To do:
Retype the whole listing, please, keeping every line exact and dropping the pictures.
── Dataset
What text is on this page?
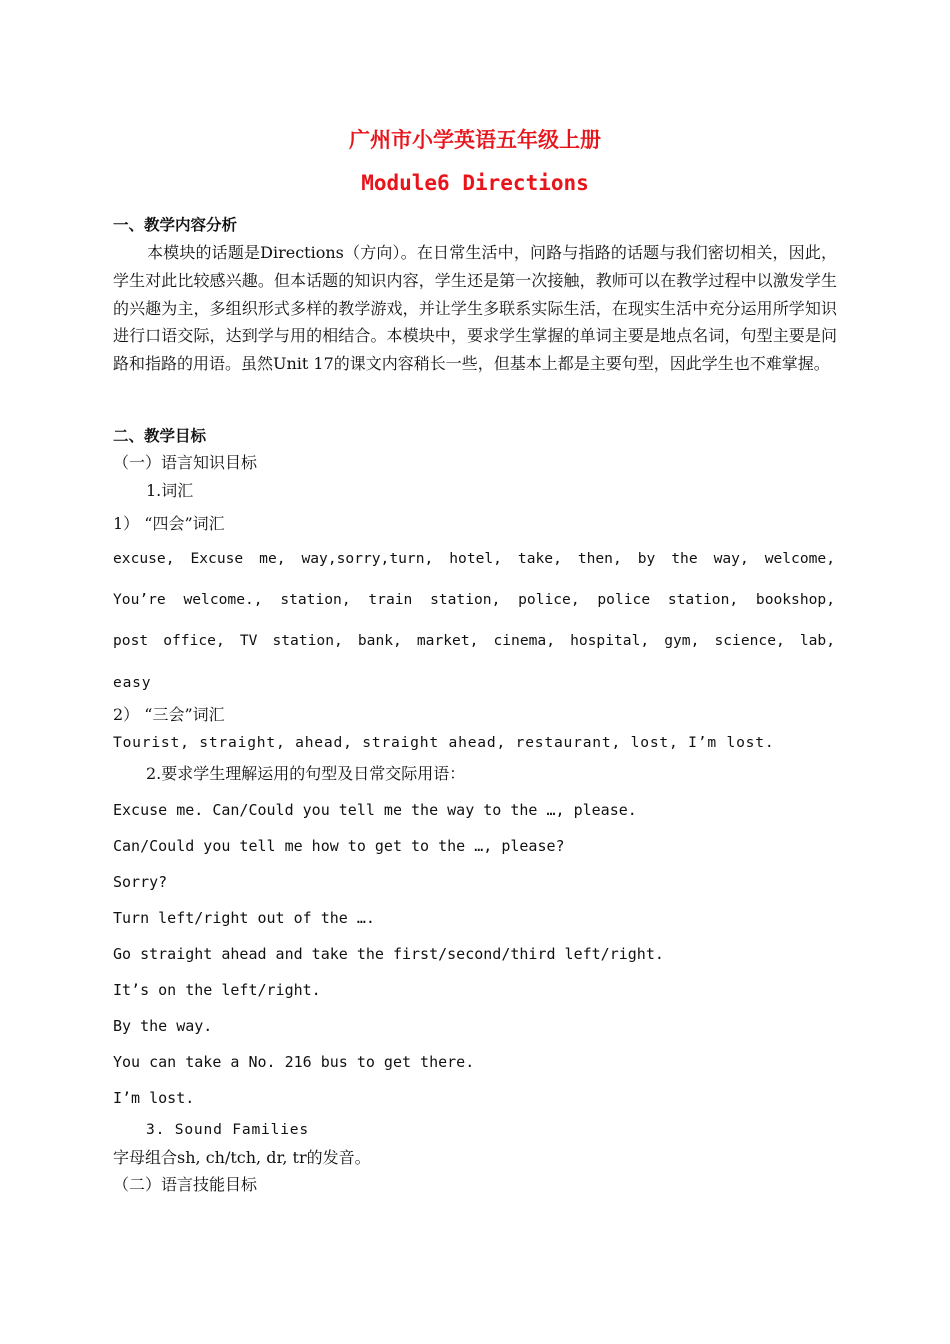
广州市小学英语五年级上册
Module6 Directions
一、教学内容分析

本模块的话题是Directions（方向）。在日常生活中，问路与指路的话题与我们密切相关，因此，学生对此比较感兴趣。但本话题的知识内容，学生还是第一次接触，教师可以在教学过程中以激发学生的兴趣为主，多组织形式多样的教学游戏，并让学生多联系实际生活，在现实生活中充分运用所学知识进行口语交际，达到学与用的相结合。本模块中，要求学生掌握的单词主要是地点名词，句型主要是问路和指路的用语。虽然Unit 17的课文内容稍长一些，但基本上都是主要句型，因此学生也不难掌握。

二、教学目标
（一）语言知识目标
1.词汇
1） “四会”词汇
excuse, Excuse me, way,sorry,turn, hotel, take, then, by the way, welcome,
You’re welcome., station, train station, police, police station, bookshop,
post office, TV station, bank, market, cinema, hospital, gym, science, lab,
easy
2） “三会”词汇
Tourist, straight, ahead, straight ahead, restaurant, lost, I’m lost.
2.要求学生理解运用的句型及日常交际用语：
Excuse me. Can/Could you tell me the way to the …, please.
Can/Could you tell me how to get to the …, please?
Sorry?
Turn left/right out of the ….
Go straight ahead and take the first/second/third left/right.
It’s on the left/right.
By the way.
You can take a No. 216 bus to get there.
I’m lost.
3. Sound Families
字母组合sh, ch/tch, dr, tr的发音。
（二）语言技能目标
────
Expected output:
What text is on this page?
广州市小学英语五年级上册
Module6 Directions
一、教学内容分析

本模块的话题是Directions（方向）。在日常生活中，问路与指路的话题与我们密切相关，因此，学生对此比较感兴趣。但本话题的知识内容，学生还是第一次接触，教师可以在教学过程中以激发学生的兴趣为主，多组织形式多样的教学游戏，并让学生多联系实际生活，在现实生活中充分运用所学知识进行口语交际，达到学与用的相结合。本模块中，要求学生掌握的单词主要是地点名词，句型主要是问路和指路的用语。虽然Unit 17的课文内容稍长一些，但基本上都是主要句型，因此学生也不难掌握。

二、教学目标
（一）语言知识目标
1.词汇
1） “四会”词汇
excuse, Excuse me, way,sorry,turn, hotel, take, then, by the way, welcome,
You’re welcome., station, train station, police, police station, bookshop,
post office, TV station, bank, market, cinema, hospital, gym, science, lab,
easy
2） “三会”词汇
Tourist, straight, ahead, straight ahead, restaurant, lost, I’m lost.
2.要求学生理解运用的句型及日常交际用语：
Excuse me. Can/Could you tell me the way to the …, please.
Can/Could you tell me how to get to the …, please?
Sorry?
Turn left/right out of the ….
Go straight ahead and take the first/second/third left/right.
It’s on the left/right.
By the way.
You can take a No. 216 bus to get there.
I’m lost.
3. Sound Families
字母组合sh, ch/tch, dr, tr的发音。
（二）语言技能目标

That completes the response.